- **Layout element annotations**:
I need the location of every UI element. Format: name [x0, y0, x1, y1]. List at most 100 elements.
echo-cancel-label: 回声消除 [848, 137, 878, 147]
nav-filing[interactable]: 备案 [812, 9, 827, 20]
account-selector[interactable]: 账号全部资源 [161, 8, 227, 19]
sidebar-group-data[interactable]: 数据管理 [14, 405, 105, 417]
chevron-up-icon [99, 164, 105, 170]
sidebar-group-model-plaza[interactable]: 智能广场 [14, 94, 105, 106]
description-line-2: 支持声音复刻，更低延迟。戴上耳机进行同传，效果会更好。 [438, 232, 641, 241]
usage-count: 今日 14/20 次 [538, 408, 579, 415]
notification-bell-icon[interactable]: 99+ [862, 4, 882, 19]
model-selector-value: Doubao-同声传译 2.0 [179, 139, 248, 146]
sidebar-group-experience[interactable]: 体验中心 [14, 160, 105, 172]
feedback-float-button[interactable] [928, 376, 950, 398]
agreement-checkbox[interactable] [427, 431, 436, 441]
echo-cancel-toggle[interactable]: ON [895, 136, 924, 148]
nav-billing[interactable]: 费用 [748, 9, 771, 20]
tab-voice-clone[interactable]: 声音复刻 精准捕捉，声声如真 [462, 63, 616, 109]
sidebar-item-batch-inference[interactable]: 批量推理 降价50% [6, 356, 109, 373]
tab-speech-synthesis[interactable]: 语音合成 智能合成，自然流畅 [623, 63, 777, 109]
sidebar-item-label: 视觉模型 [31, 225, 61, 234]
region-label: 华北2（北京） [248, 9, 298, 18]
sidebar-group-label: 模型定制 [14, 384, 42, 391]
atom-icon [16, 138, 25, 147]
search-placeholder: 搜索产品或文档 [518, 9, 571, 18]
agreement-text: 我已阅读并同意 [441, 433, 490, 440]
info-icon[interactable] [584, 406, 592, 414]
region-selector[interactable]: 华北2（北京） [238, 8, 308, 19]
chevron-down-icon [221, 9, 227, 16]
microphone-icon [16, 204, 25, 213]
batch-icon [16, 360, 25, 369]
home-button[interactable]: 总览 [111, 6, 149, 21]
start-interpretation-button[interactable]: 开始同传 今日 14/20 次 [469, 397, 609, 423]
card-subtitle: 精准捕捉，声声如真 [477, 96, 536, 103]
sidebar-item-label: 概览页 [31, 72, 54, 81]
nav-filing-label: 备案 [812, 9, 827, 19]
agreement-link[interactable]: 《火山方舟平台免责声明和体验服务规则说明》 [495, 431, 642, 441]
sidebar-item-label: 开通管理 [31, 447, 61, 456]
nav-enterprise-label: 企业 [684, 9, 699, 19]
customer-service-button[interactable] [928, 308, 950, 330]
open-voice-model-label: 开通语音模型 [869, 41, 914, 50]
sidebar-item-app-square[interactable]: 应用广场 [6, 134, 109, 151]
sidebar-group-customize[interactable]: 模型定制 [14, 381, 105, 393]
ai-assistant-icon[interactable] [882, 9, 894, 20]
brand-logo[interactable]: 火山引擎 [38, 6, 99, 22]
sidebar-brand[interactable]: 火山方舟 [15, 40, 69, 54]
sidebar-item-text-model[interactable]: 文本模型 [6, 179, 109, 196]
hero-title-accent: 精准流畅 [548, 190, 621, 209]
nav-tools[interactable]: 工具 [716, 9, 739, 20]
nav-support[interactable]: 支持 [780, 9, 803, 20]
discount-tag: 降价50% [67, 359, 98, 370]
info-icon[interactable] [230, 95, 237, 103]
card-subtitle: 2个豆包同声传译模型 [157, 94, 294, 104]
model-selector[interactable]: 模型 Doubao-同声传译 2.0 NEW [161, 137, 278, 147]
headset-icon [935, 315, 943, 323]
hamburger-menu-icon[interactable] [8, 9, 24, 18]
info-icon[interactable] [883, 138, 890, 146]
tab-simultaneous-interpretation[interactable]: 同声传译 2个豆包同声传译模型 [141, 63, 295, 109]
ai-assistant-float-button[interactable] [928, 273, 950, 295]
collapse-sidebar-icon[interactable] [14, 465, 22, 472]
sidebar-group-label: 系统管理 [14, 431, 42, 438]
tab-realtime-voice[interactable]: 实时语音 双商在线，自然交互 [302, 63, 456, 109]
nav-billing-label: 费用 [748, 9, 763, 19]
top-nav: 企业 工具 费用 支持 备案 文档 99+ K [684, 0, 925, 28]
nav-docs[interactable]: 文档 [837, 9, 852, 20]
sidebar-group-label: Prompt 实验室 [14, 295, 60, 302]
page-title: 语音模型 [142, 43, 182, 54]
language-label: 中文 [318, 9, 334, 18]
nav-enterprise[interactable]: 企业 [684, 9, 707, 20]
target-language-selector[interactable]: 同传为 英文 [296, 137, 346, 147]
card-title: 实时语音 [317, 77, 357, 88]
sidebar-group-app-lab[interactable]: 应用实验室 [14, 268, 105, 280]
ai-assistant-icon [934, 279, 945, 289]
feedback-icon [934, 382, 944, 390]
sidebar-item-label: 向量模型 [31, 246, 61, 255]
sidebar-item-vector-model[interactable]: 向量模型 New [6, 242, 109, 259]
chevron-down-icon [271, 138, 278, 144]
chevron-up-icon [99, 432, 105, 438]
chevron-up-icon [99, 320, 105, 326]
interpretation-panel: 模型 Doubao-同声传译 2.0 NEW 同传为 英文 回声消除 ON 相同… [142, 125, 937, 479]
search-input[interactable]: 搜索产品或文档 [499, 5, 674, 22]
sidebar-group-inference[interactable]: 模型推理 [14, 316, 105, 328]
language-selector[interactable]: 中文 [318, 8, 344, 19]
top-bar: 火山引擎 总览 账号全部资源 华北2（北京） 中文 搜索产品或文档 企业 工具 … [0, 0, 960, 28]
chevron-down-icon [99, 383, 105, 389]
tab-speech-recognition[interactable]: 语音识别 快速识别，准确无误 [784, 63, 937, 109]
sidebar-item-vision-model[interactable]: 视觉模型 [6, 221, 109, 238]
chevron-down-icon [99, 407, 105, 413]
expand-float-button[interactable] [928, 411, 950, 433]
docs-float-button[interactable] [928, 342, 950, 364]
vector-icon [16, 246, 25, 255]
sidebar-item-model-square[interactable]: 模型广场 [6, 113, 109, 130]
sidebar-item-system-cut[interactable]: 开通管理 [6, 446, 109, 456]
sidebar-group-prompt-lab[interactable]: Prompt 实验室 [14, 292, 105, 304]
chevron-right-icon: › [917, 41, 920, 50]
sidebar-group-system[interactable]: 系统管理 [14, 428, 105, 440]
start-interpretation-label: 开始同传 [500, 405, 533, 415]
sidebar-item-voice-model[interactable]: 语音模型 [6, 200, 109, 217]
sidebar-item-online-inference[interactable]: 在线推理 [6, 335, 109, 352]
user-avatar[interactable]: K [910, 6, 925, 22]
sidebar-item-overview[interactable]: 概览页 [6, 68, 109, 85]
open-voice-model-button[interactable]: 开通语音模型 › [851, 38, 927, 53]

- **Required task**:
Write out all of the items above again, switching every "[interactable]" to "[clickable]" and leaving everything else unchanged.

- **Response below**:
I need the location of every UI element. Format: name [x0, y0, x1, y1]. List at most 100 elements.
echo-cancel-label: 回声消除 [848, 137, 878, 147]
nav-filing[clickable]: 备案 [812, 9, 827, 20]
account-selector[clickable]: 账号全部资源 [161, 8, 227, 19]
sidebar-group-data[clickable]: 数据管理 [14, 405, 105, 417]
chevron-up-icon [99, 164, 105, 170]
sidebar-group-model-plaza[clickable]: 智能广场 [14, 94, 105, 106]
description-line-2: 支持声音复刻，更低延迟。戴上耳机进行同传，效果会更好。 [438, 232, 641, 241]
usage-count: 今日 14/20 次 [538, 408, 579, 415]
notification-bell-icon[clickable]: 99+ [862, 4, 882, 19]
model-selector-value: Doubao-同声传译 2.0 [179, 139, 248, 146]
sidebar-group-experience[clickable]: 体验中心 [14, 160, 105, 172]
feedback-float-button[clickable] [928, 376, 950, 398]
agreement-checkbox[clickable] [427, 431, 436, 441]
echo-cancel-toggle[clickable]: ON [895, 136, 924, 148]
nav-billing[clickable]: 费用 [748, 9, 771, 20]
tab-voice-clone[clickable]: 声音复刻 精准捕捉，声声如真 [462, 63, 616, 109]
sidebar-item-batch-inference[clickable]: 批量推理 降价50% [6, 356, 109, 373]
tab-speech-synthesis[clickable]: 语音合成 智能合成，自然流畅 [623, 63, 777, 109]
sidebar-item-label: 视觉模型 [31, 225, 61, 234]
region-label: 华北2（北京） [248, 9, 298, 18]
sidebar-group-label: 模型定制 [14, 384, 42, 391]
atom-icon [16, 138, 25, 147]
search-placeholder: 搜索产品或文档 [518, 9, 571, 18]
agreement-text: 我已阅读并同意 [441, 433, 490, 440]
info-icon[clickable] [584, 406, 592, 414]
region-selector[clickable]: 华北2（北京） [238, 8, 308, 19]
chevron-down-icon [221, 9, 227, 16]
microphone-icon [16, 204, 25, 213]
batch-icon [16, 360, 25, 369]
home-button[clickable]: 总览 [111, 6, 149, 21]
start-interpretation-button[clickable]: 开始同传 今日 14/20 次 [469, 397, 609, 423]
card-subtitle: 精准捕捉，声声如真 [477, 96, 536, 103]
sidebar-item-label: 概览页 [31, 72, 54, 81]
nav-filing-label: 备案 [812, 9, 827, 19]
agreement-link[clickable]: 《火山方舟平台免责声明和体验服务规则说明》 [495, 431, 642, 441]
sidebar-item-label: 开通管理 [31, 447, 61, 456]
nav-enterprise-label: 企业 [684, 9, 699, 19]
customer-service-button[clickable] [928, 308, 950, 330]
open-voice-model-label: 开通语音模型 [869, 41, 914, 50]
sidebar-item-app-square[clickable]: 应用广场 [6, 134, 109, 151]
sidebar-group-customize[clickable]: 模型定制 [14, 381, 105, 393]
ai-assistant-icon[clickable] [882, 9, 894, 20]
brand-logo[clickable]: 火山引擎 [38, 6, 99, 22]
sidebar-brand[clickable]: 火山方舟 [15, 40, 69, 54]
sidebar-item-text-model[clickable]: 文本模型 [6, 179, 109, 196]
hero-title-accent: 精准流畅 [548, 190, 621, 209]
nav-tools[clickable]: 工具 [716, 9, 739, 20]
nav-support[clickable]: 支持 [780, 9, 803, 20]
discount-tag: 降价50% [67, 359, 98, 370]
info-icon[clickable] [230, 95, 237, 103]
card-subtitle: 2个豆包同声传译模型 [157, 94, 294, 104]
model-selector[clickable]: 模型 Doubao-同声传译 2.0 NEW [161, 137, 278, 147]
headset-icon [935, 315, 943, 323]
hamburger-menu-icon[clickable] [8, 9, 24, 18]
info-icon[clickable] [883, 138, 890, 146]
tab-simultaneous-interpretation[clickable]: 同声传译 2个豆包同声传译模型 [141, 63, 295, 109]
ai-assistant-float-button[clickable] [928, 273, 950, 295]
collapse-sidebar-icon[clickable] [14, 465, 22, 472]
sidebar-group-label: 系统管理 [14, 431, 42, 438]
tab-realtime-voice[clickable]: 实时语音 双商在线，自然交互 [302, 63, 456, 109]
nav-billing-label: 费用 [748, 9, 763, 19]
top-nav: 企业 工具 费用 支持 备案 文档 99+ K [684, 0, 925, 28]
nav-docs[clickable]: 文档 [837, 9, 852, 20]
sidebar-group-label: Prompt 实验室 [14, 295, 60, 302]
page-title: 语音模型 [142, 43, 182, 54]
language-label: 中文 [318, 9, 334, 18]
nav-enterprise[clickable]: 企业 [684, 9, 707, 20]
target-language-selector[clickable]: 同传为 英文 [296, 137, 346, 147]
card-title: 实时语音 [317, 77, 357, 88]
sidebar-group-app-lab[clickable]: 应用实验室 [14, 268, 105, 280]
ai-assistant-icon [934, 279, 945, 289]
feedback-icon [934, 382, 944, 390]
sidebar-item-label: 向量模型 [31, 246, 61, 255]
sidebar-item-vector-model[clickable]: 向量模型 New [6, 242, 109, 259]
chevron-down-icon [271, 138, 278, 144]
chevron-up-icon [99, 432, 105, 438]
chevron-up-icon [99, 320, 105, 326]
interpretation-panel: 模型 Doubao-同声传译 2.0 NEW 同传为 英文 回声消除 ON 相同… [142, 125, 937, 479]
search-input[clickable]: 搜索产品或文档 [499, 5, 674, 22]
sidebar-group-inference[clickable]: 模型推理 [14, 316, 105, 328]
language-selector[clickable]: 中文 [318, 8, 344, 19]
top-bar: 火山引擎 总览 账号全部资源 华北2（北京） 中文 搜索产品或文档 企业 工具 … [0, 0, 960, 28]
chevron-down-icon [99, 383, 105, 389]
tab-speech-recognition[clickable]: 语音识别 快速识别，准确无误 [784, 63, 937, 109]
sidebar-item-vision-model[clickable]: 视觉模型 [6, 221, 109, 238]
chevron-down-icon [99, 407, 105, 413]
expand-float-button[clickable] [928, 411, 950, 433]
docs-float-button[clickable] [928, 342, 950, 364]
vector-icon [16, 246, 25, 255]
sidebar-item-model-square[clickable]: 模型广场 [6, 113, 109, 130]
sidebar-item-system-cut[clickable]: 开通管理 [6, 446, 109, 456]
sidebar-group-prompt-lab[clickable]: Prompt 实验室 [14, 292, 105, 304]
chevron-right-icon: › [917, 41, 920, 50]
sidebar-group-system[clickable]: 系统管理 [14, 428, 105, 440]
start-interpretation-label: 开始同传 [500, 405, 533, 415]
sidebar-item-voice-model[clickable]: 语音模型 [6, 200, 109, 217]
sidebar-item-online-inference[clickable]: 在线推理 [6, 335, 109, 352]
user-avatar[clickable]: K [910, 6, 925, 22]
sidebar-item-overview[clickable]: 概览页 [6, 68, 109, 85]
open-voice-model-button[clickable]: 开通语音模型 › [851, 38, 927, 53]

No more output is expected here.